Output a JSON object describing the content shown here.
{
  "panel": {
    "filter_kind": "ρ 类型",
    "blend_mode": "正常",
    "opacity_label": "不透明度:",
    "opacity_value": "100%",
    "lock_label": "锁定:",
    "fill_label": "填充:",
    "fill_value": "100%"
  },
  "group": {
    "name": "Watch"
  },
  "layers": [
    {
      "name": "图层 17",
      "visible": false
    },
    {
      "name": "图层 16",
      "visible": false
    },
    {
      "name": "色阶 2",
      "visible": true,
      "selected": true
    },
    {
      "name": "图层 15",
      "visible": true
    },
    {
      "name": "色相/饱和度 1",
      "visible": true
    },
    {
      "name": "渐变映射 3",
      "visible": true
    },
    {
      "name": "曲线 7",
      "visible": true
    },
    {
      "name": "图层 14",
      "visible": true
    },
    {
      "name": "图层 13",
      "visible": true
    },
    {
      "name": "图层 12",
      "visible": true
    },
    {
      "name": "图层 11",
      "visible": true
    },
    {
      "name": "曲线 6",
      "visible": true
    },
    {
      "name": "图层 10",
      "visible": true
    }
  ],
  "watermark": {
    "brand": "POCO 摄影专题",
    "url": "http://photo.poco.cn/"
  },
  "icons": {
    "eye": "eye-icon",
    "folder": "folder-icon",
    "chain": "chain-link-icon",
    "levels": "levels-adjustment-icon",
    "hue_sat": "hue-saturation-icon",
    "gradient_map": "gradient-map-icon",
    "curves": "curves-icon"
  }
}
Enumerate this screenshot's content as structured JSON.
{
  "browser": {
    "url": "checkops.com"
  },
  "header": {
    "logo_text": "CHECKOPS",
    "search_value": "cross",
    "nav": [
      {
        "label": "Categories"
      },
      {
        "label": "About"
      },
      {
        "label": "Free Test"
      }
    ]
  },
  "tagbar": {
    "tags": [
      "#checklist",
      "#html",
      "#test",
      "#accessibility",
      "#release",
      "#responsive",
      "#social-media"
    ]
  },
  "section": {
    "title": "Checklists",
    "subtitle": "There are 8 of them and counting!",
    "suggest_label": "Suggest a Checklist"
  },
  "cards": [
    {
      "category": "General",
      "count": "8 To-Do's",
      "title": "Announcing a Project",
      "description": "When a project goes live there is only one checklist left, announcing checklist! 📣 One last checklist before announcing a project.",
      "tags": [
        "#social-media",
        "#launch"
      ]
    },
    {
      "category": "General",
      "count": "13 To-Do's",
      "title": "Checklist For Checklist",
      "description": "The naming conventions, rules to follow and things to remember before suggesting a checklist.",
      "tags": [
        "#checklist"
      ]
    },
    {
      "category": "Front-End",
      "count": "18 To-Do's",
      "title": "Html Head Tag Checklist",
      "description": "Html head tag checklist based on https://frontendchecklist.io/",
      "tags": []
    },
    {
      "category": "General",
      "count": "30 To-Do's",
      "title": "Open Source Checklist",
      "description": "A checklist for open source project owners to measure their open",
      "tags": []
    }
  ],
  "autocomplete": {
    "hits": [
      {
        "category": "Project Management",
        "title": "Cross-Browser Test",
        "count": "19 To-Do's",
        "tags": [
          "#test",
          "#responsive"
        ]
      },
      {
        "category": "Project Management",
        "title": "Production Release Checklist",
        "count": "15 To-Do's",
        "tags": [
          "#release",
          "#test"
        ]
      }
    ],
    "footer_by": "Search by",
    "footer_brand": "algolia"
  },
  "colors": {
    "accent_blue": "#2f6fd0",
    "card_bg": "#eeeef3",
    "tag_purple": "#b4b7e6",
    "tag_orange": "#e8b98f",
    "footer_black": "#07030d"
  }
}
|---|
● CHALLENGE: Retype the listing above in full, with no alterations.

● REPLY TO THE TASK:
Output a JSON object describing the content shown here.
{
  "panel": {
    "filter_kind": "ρ 类型",
    "blend_mode": "正常",
    "opacity_label": "不透明度:",
    "opacity_value": "100%",
    "lock_label": "锁定:",
    "fill_label": "填充:",
    "fill_value": "100%"
  },
  "group": {
    "name": "Watch"
  },
  "layers": [
    {
      "name": "图层 17",
      "visible": false
    },
    {
      "name": "图层 16",
      "visible": false
    },
    {
      "name": "色阶 2",
      "visible": true,
      "selected": true
    },
    {
      "name": "图层 15",
      "visible": true
    },
    {
      "name": "色相/饱和度 1",
      "visible": true
    },
    {
      "name": "渐变映射 3",
      "visible": true
    },
    {
      "name": "曲线 7",
      "visible": true
    },
    {
      "name": "图层 14",
      "visible": true
    },
    {
      "name": "图层 13",
      "visible": true
    },
    {
      "name": "图层 12",
      "visible": true
    },
    {
      "name": "图层 11",
      "visible": true
    },
    {
      "name": "曲线 6",
      "visible": true
    },
    {
      "name": "图层 10",
      "visible": true
    }
  ],
  "watermark": {
    "brand": "POCO 摄影专题",
    "url": "http://photo.poco.cn/"
  },
  "icons": {
    "eye": "eye-icon",
    "folder": "folder-icon",
    "chain": "chain-link-icon",
    "levels": "levels-adjustment-icon",
    "hue_sat": "hue-saturation-icon",
    "gradient_map": "gradient-map-icon",
    "curves": "curves-icon"
  }
}
Enumerate this screenshot's content as structured JSON.
{
  "browser": {
    "url": "checkops.com"
  },
  "header": {
    "logo_text": "CHECKOPS",
    "search_value": "cross",
    "nav": [
      {
        "label": "Categories"
      },
      {
        "label": "About"
      },
      {
        "label": "Free Test"
      }
    ]
  },
  "tagbar": {
    "tags": [
      "#checklist",
      "#html",
      "#test",
      "#accessibility",
      "#release",
      "#responsive",
      "#social-media"
    ]
  },
  "section": {
    "title": "Checklists",
    "subtitle": "There are 8 of them and counting!",
    "suggest_label": "Suggest a Checklist"
  },
  "cards": [
    {
      "category": "General",
      "count": "8 To-Do's",
      "title": "Announcing a Project",
      "description": "When a project goes live there is only one checklist left, announcing checklist! 📣 One last checklist before announcing a project.",
      "tags": [
        "#social-media",
        "#launch"
      ]
    },
    {
      "category": "General",
      "count": "13 To-Do's",
      "title": "Checklist For Checklist",
      "description": "The naming conventions, rules to follow and things to remember before suggesting a checklist.",
      "tags": [
        "#checklist"
      ]
    },
    {
      "category": "Front-End",
      "count": "18 To-Do's",
      "title": "Html Head Tag Checklist",
      "description": "Html head tag checklist based on https://frontendchecklist.io/",
      "tags": []
    },
    {
      "category": "General",
      "count": "30 To-Do's",
      "title": "Open Source Checklist",
      "description": "A checklist for open source project owners to measure their open",
      "tags": []
    }
  ],
  "autocomplete": {
    "hits": [
      {
        "category": "Project Management",
        "title": "Cross-Browser Test",
        "count": "19 To-Do's",
        "tags": [
          "#test",
          "#responsive"
        ]
      },
      {
        "category": "Project Management",
        "title": "Production Release Checklist",
        "count": "15 To-Do's",
        "tags": [
          "#release",
          "#test"
        ]
      }
    ],
    "footer_by": "Search by",
    "footer_brand": "algolia"
  },
  "colors": {
    "accent_blue": "#2f6fd0",
    "card_bg": "#eeeef3",
    "tag_purple": "#b4b7e6",
    "tag_orange": "#e8b98f",
    "footer_black": "#07030d"
  }
}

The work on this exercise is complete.